What the task requires: Retype all of the data word for word, without pictures.

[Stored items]
======

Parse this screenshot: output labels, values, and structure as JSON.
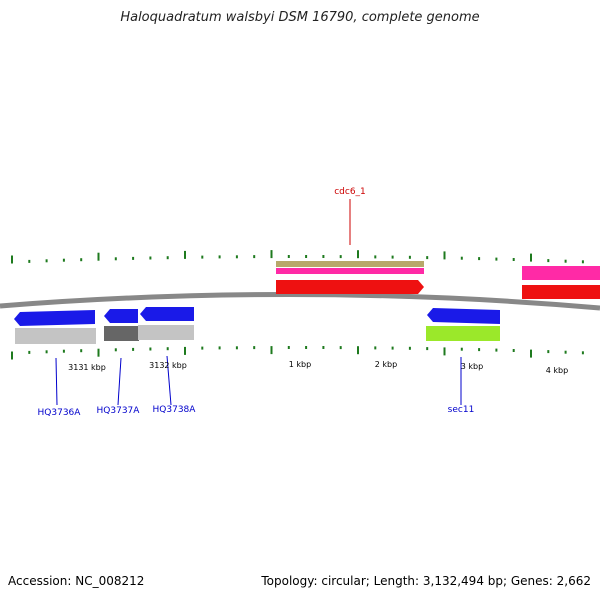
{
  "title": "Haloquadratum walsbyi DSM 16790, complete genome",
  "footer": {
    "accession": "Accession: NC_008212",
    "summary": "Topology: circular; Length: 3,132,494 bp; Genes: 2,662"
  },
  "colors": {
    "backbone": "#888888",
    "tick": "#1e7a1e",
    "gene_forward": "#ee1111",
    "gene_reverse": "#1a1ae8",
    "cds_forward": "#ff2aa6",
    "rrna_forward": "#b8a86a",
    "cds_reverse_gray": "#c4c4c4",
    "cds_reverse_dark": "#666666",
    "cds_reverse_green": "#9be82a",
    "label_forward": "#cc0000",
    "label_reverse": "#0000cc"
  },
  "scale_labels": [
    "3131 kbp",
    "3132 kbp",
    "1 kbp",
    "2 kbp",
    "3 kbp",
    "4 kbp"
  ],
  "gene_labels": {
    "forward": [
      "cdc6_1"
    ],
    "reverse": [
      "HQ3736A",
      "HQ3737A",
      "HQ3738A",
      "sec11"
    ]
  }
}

======

Response below:
Parse this screenshot: output labels, values, and structure as JSON.
{
  "title": "Haloquadratum walsbyi DSM 16790, complete genome",
  "footer": {
    "accession": "Accession: NC_008212",
    "summary": "Topology: circular; Length: 3,132,494 bp; Genes: 2,662"
  },
  "colors": {
    "backbone": "#888888",
    "tick": "#1e7a1e",
    "gene_forward": "#ee1111",
    "gene_reverse": "#1a1ae8",
    "cds_forward": "#ff2aa6",
    "rrna_forward": "#b8a86a",
    "cds_reverse_gray": "#c4c4c4",
    "cds_reverse_dark": "#666666",
    "cds_reverse_green": "#9be82a",
    "label_forward": "#cc0000",
    "label_reverse": "#0000cc"
  },
  "scale_labels": [
    "3131 kbp",
    "3132 kbp",
    "1 kbp",
    "2 kbp",
    "3 kbp",
    "4 kbp"
  ],
  "gene_labels": {
    "forward": [
      "cdc6_1"
    ],
    "reverse": [
      "HQ3736A",
      "HQ3737A",
      "HQ3738A",
      "sec11"
    ]
  }
}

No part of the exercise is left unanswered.